Identification of probands and families with early-onset AF in Qatar: Two Middle Eastern Arab
families have been identified with early-onset AF. In one family, three family members
besides the proband presented with highly symptomatic AF at age <40 years. In the second
family, six family members have presented with early-onset AF. These findings are very
preliminary evaluations and upon approval of the submitted protocol by the IRB Ethics
Committee, further evaluations of these two families will take place.
Participant recruitment and enrollment: Patients who are over the age of 18 years presenting
with early-onset AF from cardiology clinics, the ER and in-patient services from the HMC
network of hospitals (Hamad General Hospital, Hamad Heart Hospital, Al-Khor Hospital, Cuban
Hospital, and Al-Wakra Hospital). The HMC hospital network provides both outpatient and
in-patient cardiology services for all Qatar residents, and >95% of all cardiac patients in
the country are treated at these hospitals, including patients with acute cardiac conditions,
representing essentially a population-based cohort for identification and selection of AF
patients and a control cohort of non-AF cardiology patients for the genetic studies. These
participants will comprise two broad ethnic groups that have not been adequately studied
previously, defined as: Qatari and other Middle Eastern Arabs. A diagnosis of AF will be
confirmed when an ECG shows AF during the index hospitalization/ER visit showing AF. Patients
with a history of AF only in the setting of cardiac surgery will be excluded from this study.

------------------------------------

Your instructions:
Please extract the passage of the early-onset AF text that begins at the words "Identification of probands" and stops after "will take place.", copying it word for word.

Page segmentation data:
------------------------------------

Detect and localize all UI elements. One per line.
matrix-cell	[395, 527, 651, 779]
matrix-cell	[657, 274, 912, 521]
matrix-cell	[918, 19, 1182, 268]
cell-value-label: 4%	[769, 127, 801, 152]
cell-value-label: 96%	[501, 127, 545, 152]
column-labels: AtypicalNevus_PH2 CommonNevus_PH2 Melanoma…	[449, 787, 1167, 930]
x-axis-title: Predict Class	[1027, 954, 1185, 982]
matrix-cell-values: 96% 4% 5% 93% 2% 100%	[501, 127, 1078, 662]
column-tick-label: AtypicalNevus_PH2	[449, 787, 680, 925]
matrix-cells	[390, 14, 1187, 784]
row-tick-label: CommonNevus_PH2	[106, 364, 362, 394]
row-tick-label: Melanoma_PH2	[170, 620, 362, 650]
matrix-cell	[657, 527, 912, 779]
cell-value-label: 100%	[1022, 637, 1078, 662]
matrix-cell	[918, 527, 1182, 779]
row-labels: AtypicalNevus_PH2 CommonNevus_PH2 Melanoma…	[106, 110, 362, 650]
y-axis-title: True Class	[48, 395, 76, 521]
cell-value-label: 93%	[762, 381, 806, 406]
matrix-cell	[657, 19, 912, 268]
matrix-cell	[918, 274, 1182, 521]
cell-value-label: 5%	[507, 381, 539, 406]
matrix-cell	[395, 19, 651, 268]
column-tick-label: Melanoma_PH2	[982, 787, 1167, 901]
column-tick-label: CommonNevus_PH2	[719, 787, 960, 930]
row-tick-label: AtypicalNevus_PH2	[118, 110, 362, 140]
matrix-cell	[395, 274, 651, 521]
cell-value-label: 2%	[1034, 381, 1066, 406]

------------------------------------

Expected output:
Identification of probands and families with early-onset AF in Qatar: Two Middle Eastern Arab
families have been identified with early-onset AF. In one family, three family members
besides the proband presented with highly symptomatic AF at age <40 years. In the second
family, six family members have presented with early-onset AF. These findings are very
preliminary evaluations and upon approval of the submitted protocol by the IRB Ethics
Committee, further evaluations of these two families will take place.